### Stated task
Each entry that follows must be output without any deviation.

### Supplied data
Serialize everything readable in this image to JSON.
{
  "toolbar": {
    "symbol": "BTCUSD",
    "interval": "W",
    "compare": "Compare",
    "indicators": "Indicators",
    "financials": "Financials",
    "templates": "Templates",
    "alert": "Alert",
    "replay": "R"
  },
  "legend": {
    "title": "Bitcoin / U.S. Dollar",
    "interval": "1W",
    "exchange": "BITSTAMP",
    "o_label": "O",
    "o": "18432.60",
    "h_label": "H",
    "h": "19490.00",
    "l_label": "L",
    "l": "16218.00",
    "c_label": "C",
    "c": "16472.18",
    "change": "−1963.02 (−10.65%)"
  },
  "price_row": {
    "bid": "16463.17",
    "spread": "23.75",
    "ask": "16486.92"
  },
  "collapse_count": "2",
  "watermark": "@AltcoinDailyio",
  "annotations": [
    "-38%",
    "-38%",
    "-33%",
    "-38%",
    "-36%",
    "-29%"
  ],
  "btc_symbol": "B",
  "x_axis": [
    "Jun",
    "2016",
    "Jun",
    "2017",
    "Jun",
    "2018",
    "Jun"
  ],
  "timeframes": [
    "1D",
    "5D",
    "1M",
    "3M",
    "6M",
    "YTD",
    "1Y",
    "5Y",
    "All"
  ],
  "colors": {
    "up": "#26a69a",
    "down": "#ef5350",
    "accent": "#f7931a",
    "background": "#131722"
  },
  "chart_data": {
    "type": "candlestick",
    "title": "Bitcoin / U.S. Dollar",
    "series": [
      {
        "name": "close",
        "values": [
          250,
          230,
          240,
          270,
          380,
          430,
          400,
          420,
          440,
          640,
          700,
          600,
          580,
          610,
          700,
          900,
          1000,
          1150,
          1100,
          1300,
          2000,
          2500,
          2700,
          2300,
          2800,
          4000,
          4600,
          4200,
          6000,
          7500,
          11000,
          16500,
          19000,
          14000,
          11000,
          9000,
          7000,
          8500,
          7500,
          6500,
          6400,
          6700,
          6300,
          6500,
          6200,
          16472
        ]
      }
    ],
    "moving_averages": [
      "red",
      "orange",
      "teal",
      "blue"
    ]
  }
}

### Answer
Serialize everything readable in this image to JSON.
{
  "toolbar": {
    "symbol": "BTCUSD",
    "interval": "W",
    "compare": "Compare",
    "indicators": "Indicators",
    "financials": "Financials",
    "templates": "Templates",
    "alert": "Alert",
    "replay": "R"
  },
  "legend": {
    "title": "Bitcoin / U.S. Dollar",
    "interval": "1W",
    "exchange": "BITSTAMP",
    "o_label": "O",
    "o": "18432.60",
    "h_label": "H",
    "h": "19490.00",
    "l_label": "L",
    "l": "16218.00",
    "c_label": "C",
    "c": "16472.18",
    "change": "−1963.02 (−10.65%)"
  },
  "price_row": {
    "bid": "16463.17",
    "spread": "23.75",
    "ask": "16486.92"
  },
  "collapse_count": "2",
  "watermark": "@AltcoinDailyio",
  "annotations": [
    "-38%",
    "-38%",
    "-33%",
    "-38%",
    "-36%",
    "-29%"
  ],
  "btc_symbol": "B",
  "x_axis": [
    "Jun",
    "2016",
    "Jun",
    "2017",
    "Jun",
    "2018",
    "Jun"
  ],
  "timeframes": [
    "1D",
    "5D",
    "1M",
    "3M",
    "6M",
    "YTD",
    "1Y",
    "5Y",
    "All"
  ],
  "colors": {
    "up": "#26a69a",
    "down": "#ef5350",
    "accent": "#f7931a",
    "background": "#131722"
  },
  "chart_data": {
    "type": "candlestick",
    "title": "Bitcoin / U.S. Dollar",
    "series": [
      {
        "name": "close",
        "values": [
          250,
          230,
          240,
          270,
          380,
          430,
          400,
          420,
          440,
          640,
          700,
          600,
          580,
          610,
          700,
          900,
          1000,
          1150,
          1100,
          1300,
          2000,
          2500,
          2700,
          2300,
          2800,
          4000,
          4600,
          4200,
          6000,
          7500,
          11000,
          16500,
          19000,
          14000,
          11000,
          9000,
          7000,
          8500,
          7500,
          6500,
          6400,
          6700,
          6300,
          6500,
          6200,
          16472
        ]
      }
    ],
    "moving_averages": [
      "red",
      "orange",
      "teal",
      "blue"
    ]
  }
}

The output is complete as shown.